• _DATA SUPPLIED_
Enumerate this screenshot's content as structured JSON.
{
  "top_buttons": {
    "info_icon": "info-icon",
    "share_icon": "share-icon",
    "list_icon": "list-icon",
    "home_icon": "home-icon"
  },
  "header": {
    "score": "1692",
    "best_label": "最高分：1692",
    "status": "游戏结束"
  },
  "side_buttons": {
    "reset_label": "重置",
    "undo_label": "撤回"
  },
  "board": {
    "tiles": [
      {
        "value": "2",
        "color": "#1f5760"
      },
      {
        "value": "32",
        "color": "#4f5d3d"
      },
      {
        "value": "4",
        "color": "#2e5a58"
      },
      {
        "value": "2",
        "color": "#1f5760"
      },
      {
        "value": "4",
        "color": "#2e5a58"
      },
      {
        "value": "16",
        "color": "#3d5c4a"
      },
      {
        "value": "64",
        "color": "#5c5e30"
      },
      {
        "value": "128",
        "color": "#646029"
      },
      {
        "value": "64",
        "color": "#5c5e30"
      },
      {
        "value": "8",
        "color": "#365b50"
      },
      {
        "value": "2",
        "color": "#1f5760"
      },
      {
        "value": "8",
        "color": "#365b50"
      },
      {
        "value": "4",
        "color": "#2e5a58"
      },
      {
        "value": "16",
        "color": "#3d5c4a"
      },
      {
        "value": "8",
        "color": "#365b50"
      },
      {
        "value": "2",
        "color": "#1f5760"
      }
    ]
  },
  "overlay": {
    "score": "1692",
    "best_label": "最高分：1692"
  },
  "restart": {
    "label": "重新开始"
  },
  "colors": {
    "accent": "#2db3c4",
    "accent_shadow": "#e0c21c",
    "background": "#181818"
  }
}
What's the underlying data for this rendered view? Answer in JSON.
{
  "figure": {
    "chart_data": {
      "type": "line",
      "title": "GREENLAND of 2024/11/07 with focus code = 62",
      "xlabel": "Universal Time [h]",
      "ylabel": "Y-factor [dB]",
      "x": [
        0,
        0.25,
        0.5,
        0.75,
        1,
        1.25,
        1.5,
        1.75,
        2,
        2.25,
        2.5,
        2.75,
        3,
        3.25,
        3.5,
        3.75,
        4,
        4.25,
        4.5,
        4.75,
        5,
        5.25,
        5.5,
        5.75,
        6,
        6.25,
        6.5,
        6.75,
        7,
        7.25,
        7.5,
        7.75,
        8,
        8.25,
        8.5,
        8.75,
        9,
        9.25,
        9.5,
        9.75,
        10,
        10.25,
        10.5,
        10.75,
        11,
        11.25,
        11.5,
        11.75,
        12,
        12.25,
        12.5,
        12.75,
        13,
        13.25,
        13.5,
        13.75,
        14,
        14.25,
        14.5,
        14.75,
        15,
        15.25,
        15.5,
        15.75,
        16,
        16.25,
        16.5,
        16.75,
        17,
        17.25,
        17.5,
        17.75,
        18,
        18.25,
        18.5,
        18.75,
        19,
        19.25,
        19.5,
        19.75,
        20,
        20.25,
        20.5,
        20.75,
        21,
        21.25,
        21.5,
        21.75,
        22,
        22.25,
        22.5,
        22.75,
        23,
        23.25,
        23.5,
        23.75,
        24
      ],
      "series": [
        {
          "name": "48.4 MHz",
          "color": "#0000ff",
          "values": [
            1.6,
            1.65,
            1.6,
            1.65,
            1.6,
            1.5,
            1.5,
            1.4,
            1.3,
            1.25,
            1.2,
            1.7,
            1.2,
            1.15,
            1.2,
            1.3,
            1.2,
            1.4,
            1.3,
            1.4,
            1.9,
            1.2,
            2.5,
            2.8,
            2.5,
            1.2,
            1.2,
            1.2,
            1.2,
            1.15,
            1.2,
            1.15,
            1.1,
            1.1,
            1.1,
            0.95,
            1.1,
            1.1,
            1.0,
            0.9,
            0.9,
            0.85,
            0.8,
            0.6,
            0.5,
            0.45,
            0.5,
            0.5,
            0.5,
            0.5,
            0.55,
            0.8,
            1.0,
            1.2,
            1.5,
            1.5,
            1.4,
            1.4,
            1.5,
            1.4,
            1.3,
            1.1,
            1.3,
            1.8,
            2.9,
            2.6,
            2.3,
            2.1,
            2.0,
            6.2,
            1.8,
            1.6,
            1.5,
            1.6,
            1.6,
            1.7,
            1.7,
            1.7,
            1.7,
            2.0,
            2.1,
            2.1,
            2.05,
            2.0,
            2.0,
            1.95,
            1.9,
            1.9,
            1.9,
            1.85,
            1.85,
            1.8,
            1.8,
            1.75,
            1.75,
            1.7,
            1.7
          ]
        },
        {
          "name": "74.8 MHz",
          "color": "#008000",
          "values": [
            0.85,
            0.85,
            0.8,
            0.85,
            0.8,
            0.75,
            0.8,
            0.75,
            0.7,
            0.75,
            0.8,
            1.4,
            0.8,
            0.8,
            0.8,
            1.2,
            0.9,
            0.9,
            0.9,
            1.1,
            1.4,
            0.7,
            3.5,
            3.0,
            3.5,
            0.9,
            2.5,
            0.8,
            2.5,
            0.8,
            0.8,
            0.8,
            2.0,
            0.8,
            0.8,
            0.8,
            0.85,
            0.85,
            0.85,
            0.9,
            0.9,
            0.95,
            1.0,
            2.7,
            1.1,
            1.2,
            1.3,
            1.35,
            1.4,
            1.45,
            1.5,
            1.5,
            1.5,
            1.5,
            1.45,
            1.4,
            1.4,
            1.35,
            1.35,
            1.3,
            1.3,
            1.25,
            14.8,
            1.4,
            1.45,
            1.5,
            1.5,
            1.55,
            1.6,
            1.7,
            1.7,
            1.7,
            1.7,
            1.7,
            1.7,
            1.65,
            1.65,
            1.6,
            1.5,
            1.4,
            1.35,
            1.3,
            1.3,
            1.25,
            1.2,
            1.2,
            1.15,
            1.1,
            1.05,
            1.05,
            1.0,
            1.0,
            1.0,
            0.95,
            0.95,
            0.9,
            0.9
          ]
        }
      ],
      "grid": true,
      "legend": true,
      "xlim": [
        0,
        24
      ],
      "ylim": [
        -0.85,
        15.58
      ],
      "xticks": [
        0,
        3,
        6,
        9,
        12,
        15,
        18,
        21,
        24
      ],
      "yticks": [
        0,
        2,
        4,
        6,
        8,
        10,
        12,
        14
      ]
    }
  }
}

• _TASK REQUIREMENTS_
Repeat all entries. Match them exactly.

• _OUTPUT FOR THIS EXERCISE_
Enumerate this screenshot's content as structured JSON.
{
  "top_buttons": {
    "info_icon": "info-icon",
    "share_icon": "share-icon",
    "list_icon": "list-icon",
    "home_icon": "home-icon"
  },
  "header": {
    "score": "1692",
    "best_label": "最高分：1692",
    "status": "游戏结束"
  },
  "side_buttons": {
    "reset_label": "重置",
    "undo_label": "撤回"
  },
  "board": {
    "tiles": [
      {
        "value": "2",
        "color": "#1f5760"
      },
      {
        "value": "32",
        "color": "#4f5d3d"
      },
      {
        "value": "4",
        "color": "#2e5a58"
      },
      {
        "value": "2",
        "color": "#1f5760"
      },
      {
        "value": "4",
        "color": "#2e5a58"
      },
      {
        "value": "16",
        "color": "#3d5c4a"
      },
      {
        "value": "64",
        "color": "#5c5e30"
      },
      {
        "value": "128",
        "color": "#646029"
      },
      {
        "value": "64",
        "color": "#5c5e30"
      },
      {
        "value": "8",
        "color": "#365b50"
      },
      {
        "value": "2",
        "color": "#1f5760"
      },
      {
        "value": "8",
        "color": "#365b50"
      },
      {
        "value": "4",
        "color": "#2e5a58"
      },
      {
        "value": "16",
        "color": "#3d5c4a"
      },
      {
        "value": "8",
        "color": "#365b50"
      },
      {
        "value": "2",
        "color": "#1f5760"
      }
    ]
  },
  "overlay": {
    "score": "1692",
    "best_label": "最高分：1692"
  },
  "restart": {
    "label": "重新开始"
  },
  "colors": {
    "accent": "#2db3c4",
    "accent_shadow": "#e0c21c",
    "background": "#181818"
  }
}
What's the underlying data for this rendered view? Answer in JSON.
{
  "figure": {
    "chart_data": {
      "type": "line",
      "title": "GREENLAND of 2024/11/07 with focus code = 62",
      "xlabel": "Universal Time [h]",
      "ylabel": "Y-factor [dB]",
      "x": [
        0,
        0.25,
        0.5,
        0.75,
        1,
        1.25,
        1.5,
        1.75,
        2,
        2.25,
        2.5,
        2.75,
        3,
        3.25,
        3.5,
        3.75,
        4,
        4.25,
        4.5,
        4.75,
        5,
        5.25,
        5.5,
        5.75,
        6,
        6.25,
        6.5,
        6.75,
        7,
        7.25,
        7.5,
        7.75,
        8,
        8.25,
        8.5,
        8.75,
        9,
        9.25,
        9.5,
        9.75,
        10,
        10.25,
        10.5,
        10.75,
        11,
        11.25,
        11.5,
        11.75,
        12,
        12.25,
        12.5,
        12.75,
        13,
        13.25,
        13.5,
        13.75,
        14,
        14.25,
        14.5,
        14.75,
        15,
        15.25,
        15.5,
        15.75,
        16,
        16.25,
        16.5,
        16.75,
        17,
        17.25,
        17.5,
        17.75,
        18,
        18.25,
        18.5,
        18.75,
        19,
        19.25,
        19.5,
        19.75,
        20,
        20.25,
        20.5,
        20.75,
        21,
        21.25,
        21.5,
        21.75,
        22,
        22.25,
        22.5,
        22.75,
        23,
        23.25,
        23.5,
        23.75,
        24
      ],
      "series": [
        {
          "name": "48.4 MHz",
          "color": "#0000ff",
          "values": [
            1.6,
            1.65,
            1.6,
            1.65,
            1.6,
            1.5,
            1.5,
            1.4,
            1.3,
            1.25,
            1.2,
            1.7,
            1.2,
            1.15,
            1.2,
            1.3,
            1.2,
            1.4,
            1.3,
            1.4,
            1.9,
            1.2,
            2.5,
            2.8,
            2.5,
            1.2,
            1.2,
            1.2,
            1.2,
            1.15,
            1.2,
            1.15,
            1.1,
            1.1,
            1.1,
            0.95,
            1.1,
            1.1,
            1.0,
            0.9,
            0.9,
            0.85,
            0.8,
            0.6,
            0.5,
            0.45,
            0.5,
            0.5,
            0.5,
            0.5,
            0.55,
            0.8,
            1.0,
            1.2,
            1.5,
            1.5,
            1.4,
            1.4,
            1.5,
            1.4,
            1.3,
            1.1,
            1.3,
            1.8,
            2.9,
            2.6,
            2.3,
            2.1,
            2.0,
            6.2,
            1.8,
            1.6,
            1.5,
            1.6,
            1.6,
            1.7,
            1.7,
            1.7,
            1.7,
            2.0,
            2.1,
            2.1,
            2.05,
            2.0,
            2.0,
            1.95,
            1.9,
            1.9,
            1.9,
            1.85,
            1.85,
            1.8,
            1.8,
            1.75,
            1.75,
            1.7,
            1.7
          ]
        },
        {
          "name": "74.8 MHz",
          "color": "#008000",
          "values": [
            0.85,
            0.85,
            0.8,
            0.85,
            0.8,
            0.75,
            0.8,
            0.75,
            0.7,
            0.75,
            0.8,
            1.4,
            0.8,
            0.8,
            0.8,
            1.2,
            0.9,
            0.9,
            0.9,
            1.1,
            1.4,
            0.7,
            3.5,
            3.0,
            3.5,
            0.9,
            2.5,
            0.8,
            2.5,
            0.8,
            0.8,
            0.8,
            2.0,
            0.8,
            0.8,
            0.8,
            0.85,
            0.85,
            0.85,
            0.9,
            0.9,
            0.95,
            1.0,
            2.7,
            1.1,
            1.2,
            1.3,
            1.35,
            1.4,
            1.45,
            1.5,
            1.5,
            1.5,
            1.5,
            1.45,
            1.4,
            1.4,
            1.35,
            1.35,
            1.3,
            1.3,
            1.25,
            14.8,
            1.4,
            1.45,
            1.5,
            1.5,
            1.55,
            1.6,
            1.7,
            1.7,
            1.7,
            1.7,
            1.7,
            1.7,
            1.65,
            1.65,
            1.6,
            1.5,
            1.4,
            1.35,
            1.3,
            1.3,
            1.25,
            1.2,
            1.2,
            1.15,
            1.1,
            1.05,
            1.05,
            1.0,
            1.0,
            1.0,
            0.95,
            0.95,
            0.9,
            0.9
          ]
        }
      ],
      "grid": true,
      "legend": true,
      "xlim": [
        0,
        24
      ],
      "ylim": [
        -0.85,
        15.58
      ],
      "xticks": [
        0,
        3,
        6,
        9,
        12,
        15,
        18,
        21,
        24
      ],
      "yticks": [
        0,
        2,
        4,
        6,
        8,
        10,
        12,
        14
      ]
    }
  }
}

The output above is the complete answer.